▶ **RAW RECORDS**

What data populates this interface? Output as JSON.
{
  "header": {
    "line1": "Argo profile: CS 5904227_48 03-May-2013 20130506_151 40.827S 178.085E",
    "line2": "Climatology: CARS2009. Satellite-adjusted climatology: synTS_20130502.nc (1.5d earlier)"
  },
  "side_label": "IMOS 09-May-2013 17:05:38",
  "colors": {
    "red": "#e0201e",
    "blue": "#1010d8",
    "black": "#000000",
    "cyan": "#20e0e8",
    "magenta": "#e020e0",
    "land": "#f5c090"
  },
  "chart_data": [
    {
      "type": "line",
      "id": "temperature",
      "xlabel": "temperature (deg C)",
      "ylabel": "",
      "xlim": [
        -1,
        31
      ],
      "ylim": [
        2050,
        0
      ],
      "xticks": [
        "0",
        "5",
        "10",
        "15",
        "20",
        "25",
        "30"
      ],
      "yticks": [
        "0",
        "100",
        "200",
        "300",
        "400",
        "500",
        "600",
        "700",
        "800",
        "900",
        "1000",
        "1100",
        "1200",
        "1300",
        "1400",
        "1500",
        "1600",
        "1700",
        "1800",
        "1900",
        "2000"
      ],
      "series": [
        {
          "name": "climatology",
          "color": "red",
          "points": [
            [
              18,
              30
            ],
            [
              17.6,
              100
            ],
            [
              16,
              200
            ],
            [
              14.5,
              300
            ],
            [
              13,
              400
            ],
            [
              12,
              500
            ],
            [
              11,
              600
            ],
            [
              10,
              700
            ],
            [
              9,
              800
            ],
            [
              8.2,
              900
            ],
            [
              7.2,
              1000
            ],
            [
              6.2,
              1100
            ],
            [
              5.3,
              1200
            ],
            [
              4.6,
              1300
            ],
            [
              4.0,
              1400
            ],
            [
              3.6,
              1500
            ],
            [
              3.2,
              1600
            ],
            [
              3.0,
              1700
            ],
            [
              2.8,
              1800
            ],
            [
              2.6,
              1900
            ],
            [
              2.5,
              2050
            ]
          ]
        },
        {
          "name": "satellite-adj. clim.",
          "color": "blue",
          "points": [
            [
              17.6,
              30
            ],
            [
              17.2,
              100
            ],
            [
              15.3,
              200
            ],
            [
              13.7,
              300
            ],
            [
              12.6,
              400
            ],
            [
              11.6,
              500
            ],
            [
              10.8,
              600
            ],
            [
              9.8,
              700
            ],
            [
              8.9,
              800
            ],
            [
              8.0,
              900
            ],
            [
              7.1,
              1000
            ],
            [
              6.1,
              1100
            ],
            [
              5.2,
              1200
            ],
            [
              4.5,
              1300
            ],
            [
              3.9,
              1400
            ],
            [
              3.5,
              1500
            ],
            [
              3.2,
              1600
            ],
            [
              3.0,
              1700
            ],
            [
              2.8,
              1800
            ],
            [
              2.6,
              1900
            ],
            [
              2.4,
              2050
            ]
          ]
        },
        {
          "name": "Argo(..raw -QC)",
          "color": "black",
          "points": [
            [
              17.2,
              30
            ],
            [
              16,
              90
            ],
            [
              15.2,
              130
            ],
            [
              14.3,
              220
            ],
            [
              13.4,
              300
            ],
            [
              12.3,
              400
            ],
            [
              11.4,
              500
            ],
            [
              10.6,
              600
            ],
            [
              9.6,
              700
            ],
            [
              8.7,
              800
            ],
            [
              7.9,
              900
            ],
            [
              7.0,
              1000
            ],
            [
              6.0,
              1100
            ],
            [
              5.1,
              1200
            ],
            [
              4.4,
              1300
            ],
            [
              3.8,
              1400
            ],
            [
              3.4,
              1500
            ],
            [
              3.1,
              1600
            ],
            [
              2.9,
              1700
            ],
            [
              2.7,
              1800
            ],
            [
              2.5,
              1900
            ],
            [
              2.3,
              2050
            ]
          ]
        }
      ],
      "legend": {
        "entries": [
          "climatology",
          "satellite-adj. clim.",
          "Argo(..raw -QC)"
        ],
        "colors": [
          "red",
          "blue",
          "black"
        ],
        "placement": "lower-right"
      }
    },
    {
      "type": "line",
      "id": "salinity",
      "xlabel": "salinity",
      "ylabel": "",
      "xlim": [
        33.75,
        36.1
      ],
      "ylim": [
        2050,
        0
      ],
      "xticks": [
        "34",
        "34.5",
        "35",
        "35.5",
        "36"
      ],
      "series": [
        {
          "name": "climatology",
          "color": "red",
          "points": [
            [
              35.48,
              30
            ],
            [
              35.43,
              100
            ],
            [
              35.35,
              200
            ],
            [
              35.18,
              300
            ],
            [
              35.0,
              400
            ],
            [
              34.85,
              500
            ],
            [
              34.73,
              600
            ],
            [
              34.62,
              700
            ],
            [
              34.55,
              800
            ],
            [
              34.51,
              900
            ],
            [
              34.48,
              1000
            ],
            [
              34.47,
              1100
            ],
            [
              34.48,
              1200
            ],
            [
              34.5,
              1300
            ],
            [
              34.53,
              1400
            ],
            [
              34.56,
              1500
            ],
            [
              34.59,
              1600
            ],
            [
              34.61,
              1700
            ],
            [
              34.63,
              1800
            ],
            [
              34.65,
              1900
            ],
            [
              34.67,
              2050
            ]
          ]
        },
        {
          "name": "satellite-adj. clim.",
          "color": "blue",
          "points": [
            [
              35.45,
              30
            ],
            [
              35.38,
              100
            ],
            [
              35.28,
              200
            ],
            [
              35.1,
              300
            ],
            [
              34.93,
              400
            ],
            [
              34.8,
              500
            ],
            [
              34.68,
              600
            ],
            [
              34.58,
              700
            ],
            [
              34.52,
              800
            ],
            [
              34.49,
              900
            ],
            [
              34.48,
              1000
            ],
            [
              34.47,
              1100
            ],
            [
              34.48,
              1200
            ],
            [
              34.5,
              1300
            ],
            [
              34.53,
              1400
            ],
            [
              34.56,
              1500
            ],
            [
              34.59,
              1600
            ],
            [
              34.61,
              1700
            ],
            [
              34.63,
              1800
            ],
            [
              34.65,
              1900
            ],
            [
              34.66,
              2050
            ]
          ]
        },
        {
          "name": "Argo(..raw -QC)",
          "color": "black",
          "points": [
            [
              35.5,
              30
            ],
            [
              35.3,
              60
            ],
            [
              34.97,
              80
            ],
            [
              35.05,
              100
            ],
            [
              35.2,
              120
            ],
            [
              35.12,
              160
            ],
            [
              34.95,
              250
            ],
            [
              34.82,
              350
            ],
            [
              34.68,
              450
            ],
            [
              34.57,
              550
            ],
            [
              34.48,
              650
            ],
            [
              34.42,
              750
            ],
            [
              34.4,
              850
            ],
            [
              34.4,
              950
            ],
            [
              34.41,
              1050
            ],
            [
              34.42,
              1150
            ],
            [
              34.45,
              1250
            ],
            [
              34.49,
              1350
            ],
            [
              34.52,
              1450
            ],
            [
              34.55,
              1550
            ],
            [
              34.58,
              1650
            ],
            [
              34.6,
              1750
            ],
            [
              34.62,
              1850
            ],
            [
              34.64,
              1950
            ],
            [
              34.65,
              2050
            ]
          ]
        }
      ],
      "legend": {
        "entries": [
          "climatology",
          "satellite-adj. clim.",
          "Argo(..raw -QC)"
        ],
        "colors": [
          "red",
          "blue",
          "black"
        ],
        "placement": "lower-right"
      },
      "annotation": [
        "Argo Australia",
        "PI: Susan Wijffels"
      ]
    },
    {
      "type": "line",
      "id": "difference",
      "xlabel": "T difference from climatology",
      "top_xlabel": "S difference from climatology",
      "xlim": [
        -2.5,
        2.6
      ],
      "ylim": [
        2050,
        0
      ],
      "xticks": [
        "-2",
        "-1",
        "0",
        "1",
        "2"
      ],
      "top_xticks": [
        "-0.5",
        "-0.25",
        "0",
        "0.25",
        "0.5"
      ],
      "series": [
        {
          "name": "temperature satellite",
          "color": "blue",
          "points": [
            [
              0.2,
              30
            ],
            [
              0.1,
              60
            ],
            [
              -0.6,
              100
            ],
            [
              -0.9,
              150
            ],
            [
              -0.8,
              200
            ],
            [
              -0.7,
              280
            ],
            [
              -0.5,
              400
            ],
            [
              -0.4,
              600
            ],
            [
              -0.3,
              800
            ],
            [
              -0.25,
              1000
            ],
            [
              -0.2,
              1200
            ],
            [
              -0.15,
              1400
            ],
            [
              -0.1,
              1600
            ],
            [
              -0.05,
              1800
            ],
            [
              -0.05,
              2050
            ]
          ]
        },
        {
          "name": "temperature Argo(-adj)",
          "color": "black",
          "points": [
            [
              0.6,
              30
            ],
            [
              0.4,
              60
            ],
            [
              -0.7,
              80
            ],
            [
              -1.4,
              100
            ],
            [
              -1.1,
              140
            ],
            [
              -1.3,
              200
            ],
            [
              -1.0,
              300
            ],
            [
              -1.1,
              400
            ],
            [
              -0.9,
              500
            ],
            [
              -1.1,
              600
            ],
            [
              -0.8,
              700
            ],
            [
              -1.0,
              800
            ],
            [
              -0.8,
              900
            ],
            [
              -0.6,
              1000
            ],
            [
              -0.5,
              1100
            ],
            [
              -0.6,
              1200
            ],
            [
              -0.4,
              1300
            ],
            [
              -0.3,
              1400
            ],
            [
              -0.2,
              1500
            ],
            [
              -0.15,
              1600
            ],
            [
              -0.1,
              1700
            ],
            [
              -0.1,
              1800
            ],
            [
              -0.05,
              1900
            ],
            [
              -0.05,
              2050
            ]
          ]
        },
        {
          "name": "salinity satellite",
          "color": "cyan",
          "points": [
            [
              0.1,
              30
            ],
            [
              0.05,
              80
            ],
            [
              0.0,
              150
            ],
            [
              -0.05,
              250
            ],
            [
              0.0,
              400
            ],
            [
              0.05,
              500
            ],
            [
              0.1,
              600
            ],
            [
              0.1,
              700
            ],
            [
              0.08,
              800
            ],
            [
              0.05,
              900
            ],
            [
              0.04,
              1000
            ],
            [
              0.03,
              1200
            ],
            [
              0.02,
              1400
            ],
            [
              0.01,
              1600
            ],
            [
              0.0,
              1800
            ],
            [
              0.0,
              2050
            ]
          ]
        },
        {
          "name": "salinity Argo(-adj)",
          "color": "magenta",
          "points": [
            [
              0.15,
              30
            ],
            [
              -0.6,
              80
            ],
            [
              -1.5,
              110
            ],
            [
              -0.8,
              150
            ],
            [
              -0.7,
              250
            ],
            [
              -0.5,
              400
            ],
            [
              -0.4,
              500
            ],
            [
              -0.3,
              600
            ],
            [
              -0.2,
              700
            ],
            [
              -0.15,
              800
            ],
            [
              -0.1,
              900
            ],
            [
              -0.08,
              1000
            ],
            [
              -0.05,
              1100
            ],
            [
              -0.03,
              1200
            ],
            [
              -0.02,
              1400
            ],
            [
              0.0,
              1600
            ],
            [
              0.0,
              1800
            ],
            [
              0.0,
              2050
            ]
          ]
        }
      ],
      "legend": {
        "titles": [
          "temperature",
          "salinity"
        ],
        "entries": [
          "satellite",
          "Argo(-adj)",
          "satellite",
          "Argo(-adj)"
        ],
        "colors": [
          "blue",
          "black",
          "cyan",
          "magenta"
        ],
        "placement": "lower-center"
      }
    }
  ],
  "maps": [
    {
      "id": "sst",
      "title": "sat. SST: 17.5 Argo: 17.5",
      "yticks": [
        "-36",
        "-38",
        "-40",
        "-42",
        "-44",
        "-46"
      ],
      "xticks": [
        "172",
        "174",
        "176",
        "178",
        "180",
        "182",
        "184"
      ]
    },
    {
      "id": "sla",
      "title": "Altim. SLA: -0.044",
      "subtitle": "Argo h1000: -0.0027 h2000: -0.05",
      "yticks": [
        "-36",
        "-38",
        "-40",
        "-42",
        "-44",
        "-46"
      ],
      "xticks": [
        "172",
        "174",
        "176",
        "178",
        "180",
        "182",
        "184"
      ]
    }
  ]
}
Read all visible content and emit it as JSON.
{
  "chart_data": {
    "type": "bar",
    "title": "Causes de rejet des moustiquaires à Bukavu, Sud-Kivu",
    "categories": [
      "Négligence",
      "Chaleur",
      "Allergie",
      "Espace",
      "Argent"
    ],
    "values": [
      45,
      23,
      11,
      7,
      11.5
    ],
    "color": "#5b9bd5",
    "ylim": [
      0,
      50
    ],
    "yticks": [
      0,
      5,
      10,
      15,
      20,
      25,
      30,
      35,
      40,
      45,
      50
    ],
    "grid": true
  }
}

▶ **EXERCISE GOAL**
Of all the lines in the listing above, how many include "difference"? Write only the number.

▶ **FULL RESPONSE**
3